* _The problem_: The entries below need to be written out exactly, with no pictures included.

* _Record excerpts_:
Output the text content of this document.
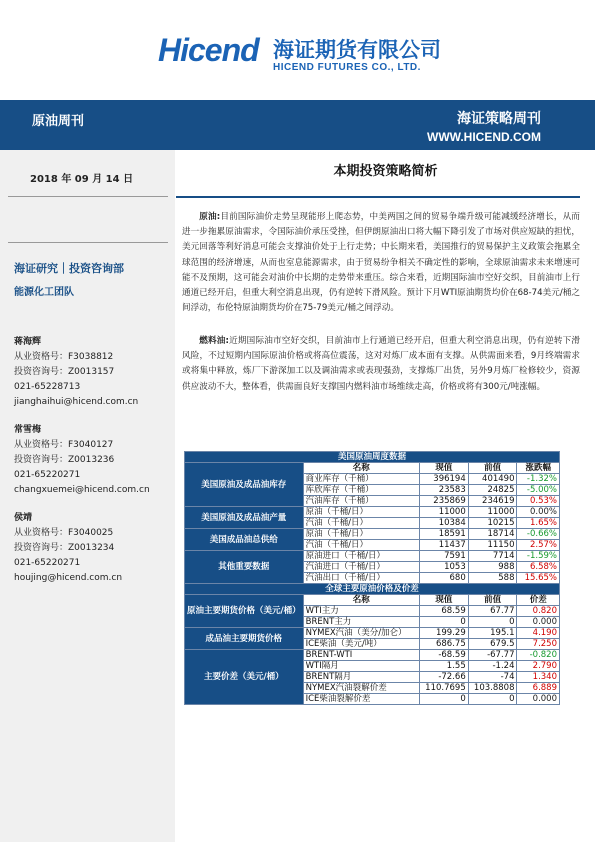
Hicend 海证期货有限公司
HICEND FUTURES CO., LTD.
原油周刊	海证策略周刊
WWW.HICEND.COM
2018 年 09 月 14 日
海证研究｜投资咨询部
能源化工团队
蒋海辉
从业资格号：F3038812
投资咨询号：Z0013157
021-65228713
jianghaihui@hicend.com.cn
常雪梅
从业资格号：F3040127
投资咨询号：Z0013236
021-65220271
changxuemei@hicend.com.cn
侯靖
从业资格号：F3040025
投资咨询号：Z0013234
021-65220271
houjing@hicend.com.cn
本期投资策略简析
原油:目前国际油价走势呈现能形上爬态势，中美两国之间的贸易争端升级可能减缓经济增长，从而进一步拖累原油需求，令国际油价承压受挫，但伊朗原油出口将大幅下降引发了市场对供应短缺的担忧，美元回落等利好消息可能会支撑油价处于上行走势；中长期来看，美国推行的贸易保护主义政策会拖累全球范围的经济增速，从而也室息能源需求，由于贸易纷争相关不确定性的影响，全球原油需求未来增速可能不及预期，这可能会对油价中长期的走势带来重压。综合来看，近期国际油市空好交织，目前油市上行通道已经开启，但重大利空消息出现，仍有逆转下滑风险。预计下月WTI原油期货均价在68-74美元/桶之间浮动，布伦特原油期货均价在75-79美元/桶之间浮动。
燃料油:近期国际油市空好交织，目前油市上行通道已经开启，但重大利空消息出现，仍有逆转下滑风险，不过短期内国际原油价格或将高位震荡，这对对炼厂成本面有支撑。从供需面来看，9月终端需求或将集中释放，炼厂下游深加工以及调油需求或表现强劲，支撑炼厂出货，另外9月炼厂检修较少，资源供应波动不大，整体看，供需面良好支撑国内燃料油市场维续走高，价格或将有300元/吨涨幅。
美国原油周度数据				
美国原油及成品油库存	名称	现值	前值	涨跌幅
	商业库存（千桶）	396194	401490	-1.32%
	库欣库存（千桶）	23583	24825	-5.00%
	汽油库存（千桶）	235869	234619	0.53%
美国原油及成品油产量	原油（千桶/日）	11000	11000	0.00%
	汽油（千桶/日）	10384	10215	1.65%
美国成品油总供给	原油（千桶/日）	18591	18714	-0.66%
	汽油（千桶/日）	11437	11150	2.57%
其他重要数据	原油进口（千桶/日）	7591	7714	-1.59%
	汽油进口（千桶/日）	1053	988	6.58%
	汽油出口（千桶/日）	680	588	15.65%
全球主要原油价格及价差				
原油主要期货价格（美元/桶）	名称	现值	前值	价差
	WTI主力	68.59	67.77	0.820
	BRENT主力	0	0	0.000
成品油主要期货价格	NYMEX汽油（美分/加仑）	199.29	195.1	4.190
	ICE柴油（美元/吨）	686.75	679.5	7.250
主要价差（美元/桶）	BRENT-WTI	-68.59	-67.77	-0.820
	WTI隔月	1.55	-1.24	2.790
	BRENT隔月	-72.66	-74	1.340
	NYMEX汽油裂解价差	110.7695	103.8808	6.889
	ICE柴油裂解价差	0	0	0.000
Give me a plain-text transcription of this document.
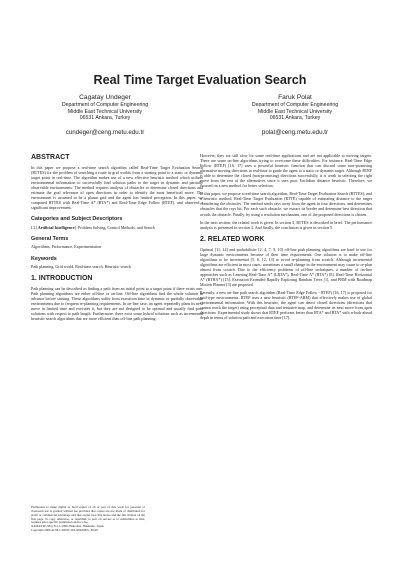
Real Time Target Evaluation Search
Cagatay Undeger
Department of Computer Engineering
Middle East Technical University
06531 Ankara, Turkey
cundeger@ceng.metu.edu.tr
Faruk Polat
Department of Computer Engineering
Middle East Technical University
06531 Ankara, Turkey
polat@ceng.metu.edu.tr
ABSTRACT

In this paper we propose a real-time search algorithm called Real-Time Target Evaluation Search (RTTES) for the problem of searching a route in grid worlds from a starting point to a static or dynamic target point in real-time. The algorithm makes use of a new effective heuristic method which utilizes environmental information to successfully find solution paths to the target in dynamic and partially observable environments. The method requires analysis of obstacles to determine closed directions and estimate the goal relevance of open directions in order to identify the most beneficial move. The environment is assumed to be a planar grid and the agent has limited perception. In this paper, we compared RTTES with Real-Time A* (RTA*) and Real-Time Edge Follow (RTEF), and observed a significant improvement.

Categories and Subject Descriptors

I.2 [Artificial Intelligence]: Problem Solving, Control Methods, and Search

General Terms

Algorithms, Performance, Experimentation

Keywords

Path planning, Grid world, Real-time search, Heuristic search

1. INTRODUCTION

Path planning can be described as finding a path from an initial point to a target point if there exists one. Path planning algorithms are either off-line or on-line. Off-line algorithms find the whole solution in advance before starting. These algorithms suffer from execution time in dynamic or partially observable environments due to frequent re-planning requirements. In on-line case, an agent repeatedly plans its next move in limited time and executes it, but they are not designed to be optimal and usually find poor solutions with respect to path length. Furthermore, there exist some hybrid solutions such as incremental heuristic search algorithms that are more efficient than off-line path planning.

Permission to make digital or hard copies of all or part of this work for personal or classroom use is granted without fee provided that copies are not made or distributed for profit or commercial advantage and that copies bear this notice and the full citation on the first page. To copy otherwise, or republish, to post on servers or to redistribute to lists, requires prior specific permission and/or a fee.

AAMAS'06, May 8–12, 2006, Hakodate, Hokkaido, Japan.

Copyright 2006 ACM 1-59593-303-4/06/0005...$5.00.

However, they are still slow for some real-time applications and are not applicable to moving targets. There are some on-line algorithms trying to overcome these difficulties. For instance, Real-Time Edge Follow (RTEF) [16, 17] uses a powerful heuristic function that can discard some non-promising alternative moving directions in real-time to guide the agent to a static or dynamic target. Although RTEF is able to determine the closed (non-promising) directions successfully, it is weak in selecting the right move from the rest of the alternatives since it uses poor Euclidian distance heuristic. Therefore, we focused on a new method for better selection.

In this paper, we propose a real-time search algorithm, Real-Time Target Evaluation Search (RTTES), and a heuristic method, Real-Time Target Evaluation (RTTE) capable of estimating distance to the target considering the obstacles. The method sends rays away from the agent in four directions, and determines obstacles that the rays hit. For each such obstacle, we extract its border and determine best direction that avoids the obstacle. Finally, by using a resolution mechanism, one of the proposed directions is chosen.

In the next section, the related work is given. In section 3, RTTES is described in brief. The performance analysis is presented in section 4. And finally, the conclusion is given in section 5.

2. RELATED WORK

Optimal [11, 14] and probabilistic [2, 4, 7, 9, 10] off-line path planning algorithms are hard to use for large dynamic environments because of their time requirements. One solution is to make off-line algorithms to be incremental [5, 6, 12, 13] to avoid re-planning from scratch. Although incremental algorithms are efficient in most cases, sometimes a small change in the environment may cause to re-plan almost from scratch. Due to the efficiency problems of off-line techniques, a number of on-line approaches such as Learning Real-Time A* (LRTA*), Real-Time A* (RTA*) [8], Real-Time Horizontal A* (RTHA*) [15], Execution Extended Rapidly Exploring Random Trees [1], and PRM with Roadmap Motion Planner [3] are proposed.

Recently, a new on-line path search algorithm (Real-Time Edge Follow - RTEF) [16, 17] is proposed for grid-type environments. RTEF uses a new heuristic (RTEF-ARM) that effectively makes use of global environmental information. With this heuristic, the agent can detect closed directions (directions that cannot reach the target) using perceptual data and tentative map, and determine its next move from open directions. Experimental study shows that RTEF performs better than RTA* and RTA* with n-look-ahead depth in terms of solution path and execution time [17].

* _Result below_:
Output the text content of this document.
Hicend 海证期货有限公司
HICEND FUTURES CO., LTD.
原油周刊	海证策略周刊
WWW.HICEND.COM
2018 年 09 月 14 日
海证研究｜投资咨询部
能源化工团队
蒋海辉
从业资格号：F3038812
投资咨询号：Z0013157
021-65228713
jianghaihui@hicend.com.cn
常雪梅
从业资格号：F3040127
投资咨询号：Z0013236
021-65220271
changxuemei@hicend.com.cn
侯靖
从业资格号：F3040025
投资咨询号：Z0013234
021-65220271
houjing@hicend.com.cn
本期投资策略简析
原油:目前国际油价走势呈现能形上爬态势，中美两国之间的贸易争端升级可能减缓经济增长，从而进一步拖累原油需求，令国际油价承压受挫，但伊朗原油出口将大幅下降引发了市场对供应短缺的担忧，美元回落等利好消息可能会支撑油价处于上行走势；中长期来看，美国推行的贸易保护主义政策会拖累全球范围的经济增速，从而也室息能源需求，由于贸易纷争相关不确定性的影响，全球原油需求未来增速可能不及预期，这可能会对油价中长期的走势带来重压。综合来看，近期国际油市空好交织，目前油市上行通道已经开启，但重大利空消息出现，仍有逆转下滑风险。预计下月WTI原油期货均价在68-74美元/桶之间浮动，布伦特原油期货均价在75-79美元/桶之间浮动。
燃料油:近期国际油市空好交织，目前油市上行通道已经开启，但重大利空消息出现，仍有逆转下滑风险，不过短期内国际原油价格或将高位震荡，这对对炼厂成本面有支撑。从供需面来看，9月终端需求或将集中释放，炼厂下游深加工以及调油需求或表现强劲，支撑炼厂出货，另外9月炼厂检修较少，资源供应波动不大，整体看，供需面良好支撑国内燃料油市场维续走高，价格或将有300元/吨涨幅。
美国原油周度数据				
美国原油及成品油库存	名称	现值	前值	涨跌幅
	商业库存（千桶）	396194	401490	-1.32%
	库欣库存（千桶）	23583	24825	-5.00%
	汽油库存（千桶）	235869	234619	0.53%
美国原油及成品油产量	原油（千桶/日）	11000	11000	0.00%
	汽油（千桶/日）	10384	10215	1.65%
美国成品油总供给	原油（千桶/日）	18591	18714	-0.66%
	汽油（千桶/日）	11437	11150	2.57%
其他重要数据	原油进口（千桶/日）	7591	7714	-1.59%
	汽油进口（千桶/日）	1053	988	6.58%
	汽油出口（千桶/日）	680	588	15.65%
全球主要原油价格及价差				
原油主要期货价格（美元/桶）	名称	现值	前值	价差
	WTI主力	68.59	67.77	0.820
	BRENT主力	0	0	0.000
成品油主要期货价格	NYMEX汽油（美分/加仑）	199.29	195.1	4.190
	ICE柴油（美元/吨）	686.75	679.5	7.250
主要价差（美元/桶）	BRENT-WTI	-68.59	-67.77	-0.820
	WTI隔月	1.55	-1.24	2.790
	BRENT隔月	-72.66	-74	1.340
	NYMEX汽油裂解价差	110.7695	103.8808	6.889
	ICE柴油裂解价差	0	0	0.000
Give me a plain-text transcription of this document.
Real Time Target Evaluation Search
Cagatay Undeger
Department of Computer Engineering
Middle East Technical University
06531 Ankara, Turkey
cundeger@ceng.metu.edu.tr
Faruk Polat
Department of Computer Engineering
Middle East Technical University
06531 Ankara, Turkey
polat@ceng.metu.edu.tr
ABSTRACT

In this paper we propose a real-time search algorithm called Real-Time Target Evaluation Search (RTTES) for the problem of searching a route in grid worlds from a starting point to a static or dynamic target point in real-time. The algorithm makes use of a new effective heuristic method which utilizes environmental information to successfully find solution paths to the target in dynamic and partially observable environments. The method requires analysis of obstacles to determine closed directions and estimate the goal relevance of open directions in order to identify the most beneficial move. The environment is assumed to be a planar grid and the agent has limited perception. In this paper, we compared RTTES with Real-Time A* (RTA*) and Real-Time Edge Follow (RTEF), and observed a significant improvement.

Categories and Subject Descriptors

I.2 [Artificial Intelligence]: Problem Solving, Control Methods, and Search

General Terms

Algorithms, Performance, Experimentation

Keywords

Path planning, Grid world, Real-time search, Heuristic search

1. INTRODUCTION

Path planning can be described as finding a path from an initial point to a target point if there exists one. Path planning algorithms are either off-line or on-line. Off-line algorithms find the whole solution in advance before starting. These algorithms suffer from execution time in dynamic or partially observable environments due to frequent re-planning requirements. In on-line case, an agent repeatedly plans its next move in limited time and executes it, but they are not designed to be optimal and usually find poor solutions with respect to path length. Furthermore, there exist some hybrid solutions such as incremental heuristic search algorithms that are more efficient than off-line path planning.

Permission to make digital or hard copies of all or part of this work for personal or classroom use is granted without fee provided that copies are not made or distributed for profit or commercial advantage and that copies bear this notice and the full citation on the first page. To copy otherwise, or republish, to post on servers or to redistribute to lists, requires prior specific permission and/or a fee.

AAMAS'06, May 8–12, 2006, Hakodate, Hokkaido, Japan.

Copyright 2006 ACM 1-59593-303-4/06/0005...$5.00.

However, they are still slow for some real-time applications and are not applicable to moving targets. There are some on-line algorithms trying to overcome these difficulties. For instance, Real-Time Edge Follow (RTEF) [16, 17] uses a powerful heuristic function that can discard some non-promising alternative moving directions in real-time to guide the agent to a static or dynamic target. Although RTEF is able to determine the closed (non-promising) directions successfully, it is weak in selecting the right move from the rest of the alternatives since it uses poor Euclidian distance heuristic. Therefore, we focused on a new method for better selection.

In this paper, we propose a real-time search algorithm, Real-Time Target Evaluation Search (RTTES), and a heuristic method, Real-Time Target Evaluation (RTTE) capable of estimating distance to the target considering the obstacles. The method sends rays away from the agent in four directions, and determines obstacles that the rays hit. For each such obstacle, we extract its border and determine best direction that avoids the obstacle. Finally, by using a resolution mechanism, one of the proposed directions is chosen.

In the next section, the related work is given. In section 3, RTTES is described in brief. The performance analysis is presented in section 4. And finally, the conclusion is given in section 5.

2. RELATED WORK

Optimal [11, 14] and probabilistic [2, 4, 7, 9, 10] off-line path planning algorithms are hard to use for large dynamic environments because of their time requirements. One solution is to make off-line algorithms to be incremental [5, 6, 12, 13] to avoid re-planning from scratch. Although incremental algorithms are efficient in most cases, sometimes a small change in the environment may cause to re-plan almost from scratch. Due to the efficiency problems of off-line techniques, a number of on-line approaches such as Learning Real-Time A* (LRTA*), Real-Time A* (RTA*) [8], Real-Time Horizontal A* (RTHA*) [15], Execution Extended Rapidly Exploring Random Trees [1], and PRM with Roadmap Motion Planner [3] are proposed.

Recently, a new on-line path search algorithm (Real-Time Edge Follow - RTEF) [16, 17] is proposed for grid-type environments. RTEF uses a new heuristic (RTEF-ARM) that effectively makes use of global environmental information. With this heuristic, the agent can detect closed directions (directions that cannot reach the target) using perceptual data and tentative map, and determine its next move from open directions. Experimental study shows that RTEF performs better than RTA* and RTA* with n-look-ahead depth in terms of solution path and execution time [17].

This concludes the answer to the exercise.